> [What the exercise asks] Switch every occurrence of "Harmonic" in the listing to "Heterogeneous" and reproduce all other lines unchanged. Leave the pictures out of your answer.

> [Given information]
★ ★ ★

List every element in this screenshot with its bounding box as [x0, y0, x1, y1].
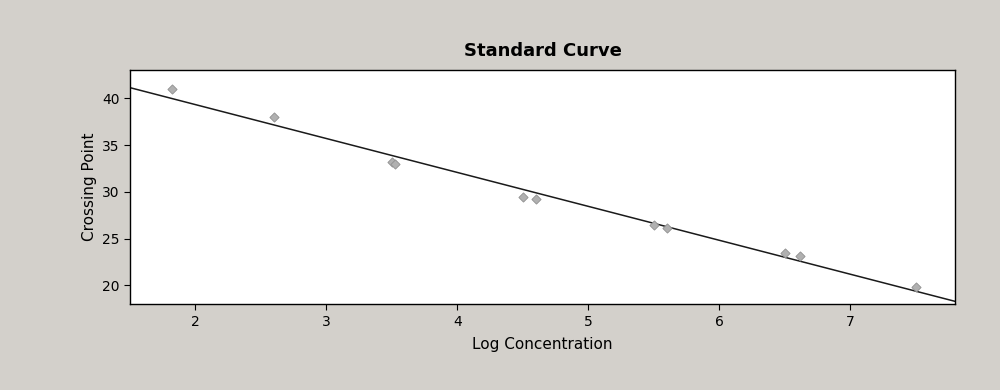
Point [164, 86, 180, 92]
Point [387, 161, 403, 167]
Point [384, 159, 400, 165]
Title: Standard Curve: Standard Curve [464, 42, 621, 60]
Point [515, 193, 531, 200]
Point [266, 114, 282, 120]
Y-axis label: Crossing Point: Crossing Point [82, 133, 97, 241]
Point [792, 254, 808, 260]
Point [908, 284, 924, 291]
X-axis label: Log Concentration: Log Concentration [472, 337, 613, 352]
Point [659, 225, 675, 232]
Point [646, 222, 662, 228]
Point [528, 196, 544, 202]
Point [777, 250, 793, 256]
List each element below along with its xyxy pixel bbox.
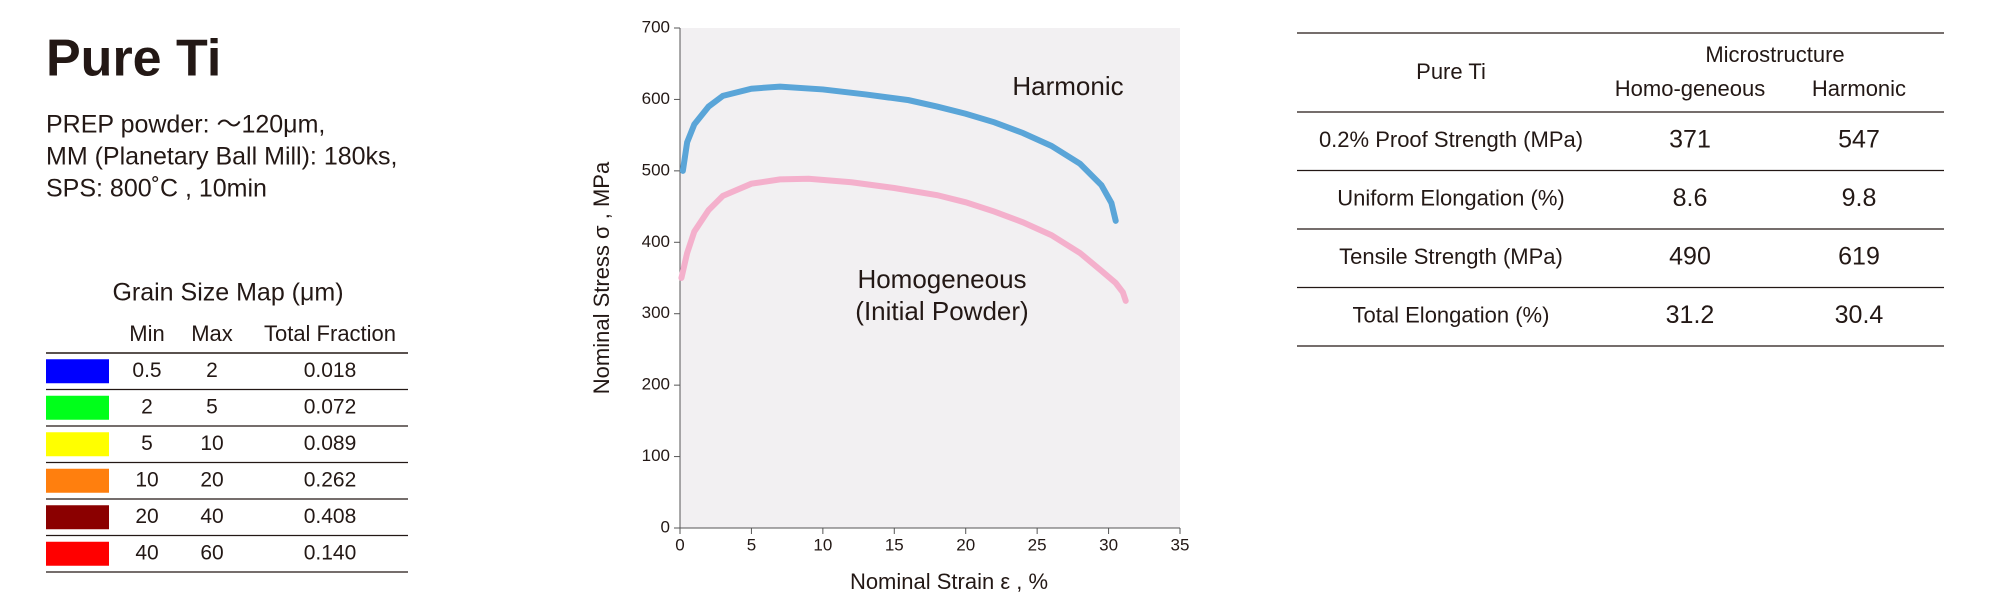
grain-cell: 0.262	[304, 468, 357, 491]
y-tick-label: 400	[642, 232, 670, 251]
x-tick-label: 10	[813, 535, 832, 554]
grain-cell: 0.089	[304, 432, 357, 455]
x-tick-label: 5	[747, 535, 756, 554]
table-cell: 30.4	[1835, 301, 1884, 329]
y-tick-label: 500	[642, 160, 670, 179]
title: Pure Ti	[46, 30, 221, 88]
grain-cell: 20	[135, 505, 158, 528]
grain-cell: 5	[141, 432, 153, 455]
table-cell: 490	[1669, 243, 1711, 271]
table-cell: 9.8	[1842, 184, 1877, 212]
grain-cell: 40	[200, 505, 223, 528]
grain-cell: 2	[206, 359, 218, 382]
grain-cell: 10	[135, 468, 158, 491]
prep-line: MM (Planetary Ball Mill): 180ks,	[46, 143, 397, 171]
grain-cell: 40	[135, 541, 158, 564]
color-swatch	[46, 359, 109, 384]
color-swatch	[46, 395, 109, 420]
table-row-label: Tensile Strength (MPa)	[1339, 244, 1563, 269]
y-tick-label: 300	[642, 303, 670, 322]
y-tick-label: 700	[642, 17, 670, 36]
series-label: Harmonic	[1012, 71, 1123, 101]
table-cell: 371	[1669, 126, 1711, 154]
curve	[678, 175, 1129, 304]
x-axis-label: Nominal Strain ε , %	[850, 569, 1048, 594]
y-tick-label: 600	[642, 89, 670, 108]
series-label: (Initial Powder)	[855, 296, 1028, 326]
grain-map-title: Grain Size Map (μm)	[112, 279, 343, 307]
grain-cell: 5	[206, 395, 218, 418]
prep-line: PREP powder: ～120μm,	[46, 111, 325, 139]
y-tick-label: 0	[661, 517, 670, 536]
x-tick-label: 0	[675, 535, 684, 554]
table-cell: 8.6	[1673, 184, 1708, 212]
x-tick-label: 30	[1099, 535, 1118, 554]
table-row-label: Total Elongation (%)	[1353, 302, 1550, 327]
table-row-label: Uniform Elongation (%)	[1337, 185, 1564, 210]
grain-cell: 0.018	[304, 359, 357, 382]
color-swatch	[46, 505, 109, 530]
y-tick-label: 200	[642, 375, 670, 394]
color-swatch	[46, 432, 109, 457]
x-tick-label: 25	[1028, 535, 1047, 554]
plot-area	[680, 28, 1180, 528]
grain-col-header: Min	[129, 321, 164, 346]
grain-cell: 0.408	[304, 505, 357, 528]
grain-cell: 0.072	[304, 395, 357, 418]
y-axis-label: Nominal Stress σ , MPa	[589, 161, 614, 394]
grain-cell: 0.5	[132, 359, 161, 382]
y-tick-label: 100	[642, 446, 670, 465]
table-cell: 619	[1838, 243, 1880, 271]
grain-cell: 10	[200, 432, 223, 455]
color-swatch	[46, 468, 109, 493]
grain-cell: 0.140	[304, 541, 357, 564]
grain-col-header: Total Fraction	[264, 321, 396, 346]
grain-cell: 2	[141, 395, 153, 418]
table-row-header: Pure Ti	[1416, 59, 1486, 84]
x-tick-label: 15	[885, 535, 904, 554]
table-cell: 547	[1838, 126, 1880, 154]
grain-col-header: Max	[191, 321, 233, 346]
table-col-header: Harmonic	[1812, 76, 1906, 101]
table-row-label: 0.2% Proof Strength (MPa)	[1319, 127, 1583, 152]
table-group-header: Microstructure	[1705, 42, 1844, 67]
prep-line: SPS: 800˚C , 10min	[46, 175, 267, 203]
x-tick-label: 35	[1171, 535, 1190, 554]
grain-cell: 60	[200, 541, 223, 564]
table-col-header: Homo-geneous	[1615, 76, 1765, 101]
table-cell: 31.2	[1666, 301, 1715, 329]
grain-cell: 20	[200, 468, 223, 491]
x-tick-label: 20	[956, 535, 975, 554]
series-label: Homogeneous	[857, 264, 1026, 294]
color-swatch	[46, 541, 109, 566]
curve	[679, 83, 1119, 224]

★ ★ ★

> [Expected answer]
List every element in this screenshot with its bounding box as [x0, y0, x1, y1].
Point [164, 86, 180, 92]
Point [387, 161, 403, 167]
Point [384, 159, 400, 165]
Title: Standard Curve: Standard Curve [464, 42, 621, 60]
Point [515, 193, 531, 200]
Point [266, 114, 282, 120]
Y-axis label: Crossing Point: Crossing Point [82, 133, 97, 241]
Point [792, 254, 808, 260]
Point [908, 284, 924, 291]
X-axis label: Log Concentration: Log Concentration [472, 337, 613, 352]
Point [659, 225, 675, 232]
Point [646, 222, 662, 228]
Point [528, 196, 544, 202]
Point [777, 250, 793, 256]
List each element below along with its xyxy pixel bbox.
grain-cell: 0.262	[304, 468, 357, 491]
y-tick-label: 400	[642, 232, 670, 251]
x-tick-label: 10	[813, 535, 832, 554]
grain-cell: 0.089	[304, 432, 357, 455]
x-tick-label: 5	[747, 535, 756, 554]
table-cell: 30.4	[1835, 301, 1884, 329]
y-tick-label: 500	[642, 160, 670, 179]
title: Pure Ti	[46, 30, 221, 88]
grain-cell: 20	[135, 505, 158, 528]
grain-cell: 5	[141, 432, 153, 455]
table-cell: 490	[1669, 243, 1711, 271]
table-cell: 9.8	[1842, 184, 1877, 212]
grain-cell: 40	[200, 505, 223, 528]
grain-cell: 2	[206, 359, 218, 382]
grain-cell: 10	[135, 468, 158, 491]
prep-line: MM (Planetary Ball Mill): 180ks,	[46, 143, 397, 171]
grain-cell: 40	[135, 541, 158, 564]
color-swatch	[46, 359, 109, 384]
color-swatch	[46, 395, 109, 420]
table-row-label: Tensile Strength (MPa)	[1339, 244, 1563, 269]
y-tick-label: 300	[642, 303, 670, 322]
y-tick-label: 700	[642, 17, 670, 36]
series-label: Heterogeneous	[1012, 71, 1123, 101]
table-cell: 371	[1669, 126, 1711, 154]
curve	[678, 175, 1129, 304]
x-axis-label: Nominal Strain ε , %	[850, 569, 1048, 594]
y-tick-label: 600	[642, 89, 670, 108]
series-label: (Initial Powder)	[855, 296, 1028, 326]
grain-map-title: Grain Size Map (μm)	[112, 279, 343, 307]
grain-cell: 5	[206, 395, 218, 418]
prep-line: PREP powder: ～120μm,	[46, 111, 325, 139]
y-tick-label: 0	[661, 517, 670, 536]
x-tick-label: 0	[675, 535, 684, 554]
table-cell: 8.6	[1673, 184, 1708, 212]
x-tick-label: 30	[1099, 535, 1118, 554]
table-row-label: Total Elongation (%)	[1353, 302, 1550, 327]
table-row-label: Uniform Elongation (%)	[1337, 185, 1564, 210]
grain-cell: 0.018	[304, 359, 357, 382]
color-swatch	[46, 505, 109, 530]
y-tick-label: 200	[642, 375, 670, 394]
color-swatch	[46, 432, 109, 457]
x-tick-label: 25	[1028, 535, 1047, 554]
plot-area	[680, 28, 1180, 528]
grain-col-header: Min	[129, 321, 164, 346]
grain-cell: 0.408	[304, 505, 357, 528]
grain-cell: 0.072	[304, 395, 357, 418]
y-axis-label: Nominal Stress σ , MPa	[589, 161, 614, 394]
grain-cell: 0.5	[132, 359, 161, 382]
y-tick-label: 100	[642, 446, 670, 465]
table-cell: 619	[1838, 243, 1880, 271]
grain-cell: 10	[200, 432, 223, 455]
color-swatch	[46, 468, 109, 493]
grain-cell: 0.140	[304, 541, 357, 564]
grain-col-header: Total Fraction	[264, 321, 396, 346]
grain-cell: 2	[141, 395, 153, 418]
table-row-header: Pure Ti	[1416, 59, 1486, 84]
x-tick-label: 15	[885, 535, 904, 554]
table-cell: 547	[1838, 126, 1880, 154]
grain-col-header: Max	[191, 321, 233, 346]
table-col-header: Heterogeneous	[1812, 76, 1906, 101]
table-row-label: 0.2% Proof Strength (MPa)	[1319, 127, 1583, 152]
table-group-header: Microstructure	[1705, 42, 1844, 67]
prep-line: SPS: 800˚C , 10min	[46, 175, 267, 203]
x-tick-label: 35	[1171, 535, 1190, 554]
grain-cell: 60	[200, 541, 223, 564]
table-col-header: Homo-geneous	[1615, 76, 1765, 101]
table-cell: 31.2	[1666, 301, 1715, 329]
grain-cell: 20	[200, 468, 223, 491]
x-tick-label: 20	[956, 535, 975, 554]
series-label: Homogeneous	[857, 264, 1026, 294]
color-swatch	[46, 541, 109, 566]
curve	[679, 83, 1119, 224]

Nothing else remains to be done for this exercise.